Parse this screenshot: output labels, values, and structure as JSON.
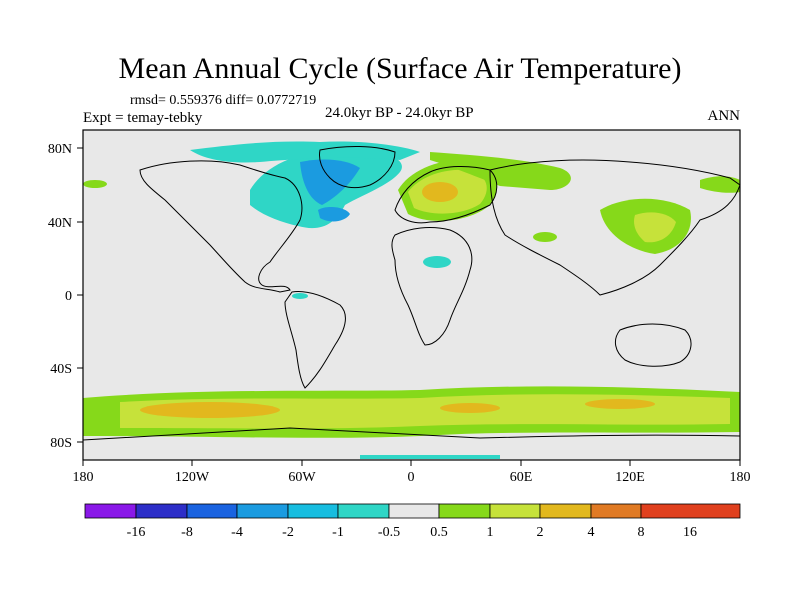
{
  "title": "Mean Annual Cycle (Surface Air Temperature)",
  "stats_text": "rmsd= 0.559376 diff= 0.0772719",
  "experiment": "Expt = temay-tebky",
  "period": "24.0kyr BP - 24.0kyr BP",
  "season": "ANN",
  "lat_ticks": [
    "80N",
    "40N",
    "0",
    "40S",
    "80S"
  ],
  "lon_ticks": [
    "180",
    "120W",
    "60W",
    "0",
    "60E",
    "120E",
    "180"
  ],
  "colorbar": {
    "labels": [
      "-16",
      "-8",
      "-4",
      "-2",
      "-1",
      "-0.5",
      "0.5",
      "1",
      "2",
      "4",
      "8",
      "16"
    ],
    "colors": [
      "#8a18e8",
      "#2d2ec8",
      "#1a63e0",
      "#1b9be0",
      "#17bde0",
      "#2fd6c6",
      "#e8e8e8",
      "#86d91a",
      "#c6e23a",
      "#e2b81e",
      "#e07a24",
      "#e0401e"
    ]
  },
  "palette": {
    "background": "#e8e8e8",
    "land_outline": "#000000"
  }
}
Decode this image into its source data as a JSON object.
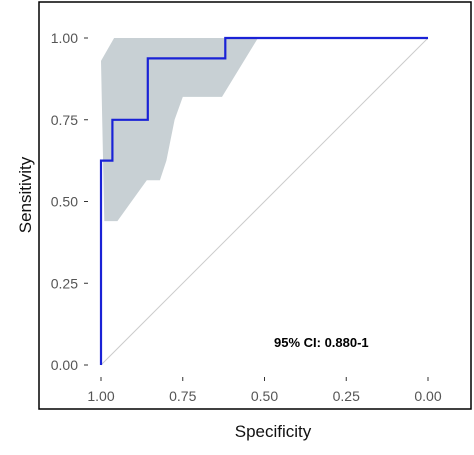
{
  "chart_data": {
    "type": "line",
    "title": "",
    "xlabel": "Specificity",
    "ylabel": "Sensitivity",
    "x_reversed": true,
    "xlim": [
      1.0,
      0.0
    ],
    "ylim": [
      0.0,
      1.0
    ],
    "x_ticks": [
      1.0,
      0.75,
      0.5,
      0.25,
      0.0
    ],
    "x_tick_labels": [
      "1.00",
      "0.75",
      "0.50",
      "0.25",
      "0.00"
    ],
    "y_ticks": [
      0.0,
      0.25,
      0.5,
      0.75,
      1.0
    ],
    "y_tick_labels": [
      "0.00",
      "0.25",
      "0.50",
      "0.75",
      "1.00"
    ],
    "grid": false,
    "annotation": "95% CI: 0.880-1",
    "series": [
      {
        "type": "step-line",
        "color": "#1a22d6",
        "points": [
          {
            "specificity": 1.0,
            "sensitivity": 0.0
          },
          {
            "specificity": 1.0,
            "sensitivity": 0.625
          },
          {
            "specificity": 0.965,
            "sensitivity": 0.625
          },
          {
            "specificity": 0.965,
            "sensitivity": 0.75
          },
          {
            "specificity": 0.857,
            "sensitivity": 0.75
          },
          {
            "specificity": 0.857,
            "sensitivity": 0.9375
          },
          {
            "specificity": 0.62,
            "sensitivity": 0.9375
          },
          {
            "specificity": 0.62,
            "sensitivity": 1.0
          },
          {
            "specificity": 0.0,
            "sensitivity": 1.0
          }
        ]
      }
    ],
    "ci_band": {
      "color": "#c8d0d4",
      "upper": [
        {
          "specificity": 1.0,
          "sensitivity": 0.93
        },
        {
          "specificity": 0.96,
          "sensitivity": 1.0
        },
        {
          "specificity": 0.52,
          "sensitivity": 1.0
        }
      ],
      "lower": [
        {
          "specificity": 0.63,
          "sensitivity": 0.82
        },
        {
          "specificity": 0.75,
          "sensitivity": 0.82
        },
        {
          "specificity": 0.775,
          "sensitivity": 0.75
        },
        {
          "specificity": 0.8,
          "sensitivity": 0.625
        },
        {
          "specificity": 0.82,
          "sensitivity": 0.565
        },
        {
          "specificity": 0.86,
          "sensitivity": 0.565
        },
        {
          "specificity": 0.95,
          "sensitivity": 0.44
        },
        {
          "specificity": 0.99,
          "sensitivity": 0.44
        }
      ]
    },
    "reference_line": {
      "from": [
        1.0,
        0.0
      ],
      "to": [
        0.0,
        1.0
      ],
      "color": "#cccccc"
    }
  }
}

Exercise brief: In the entries above, count each line that holds "title". Give the total and nothing else.

Expected output: 2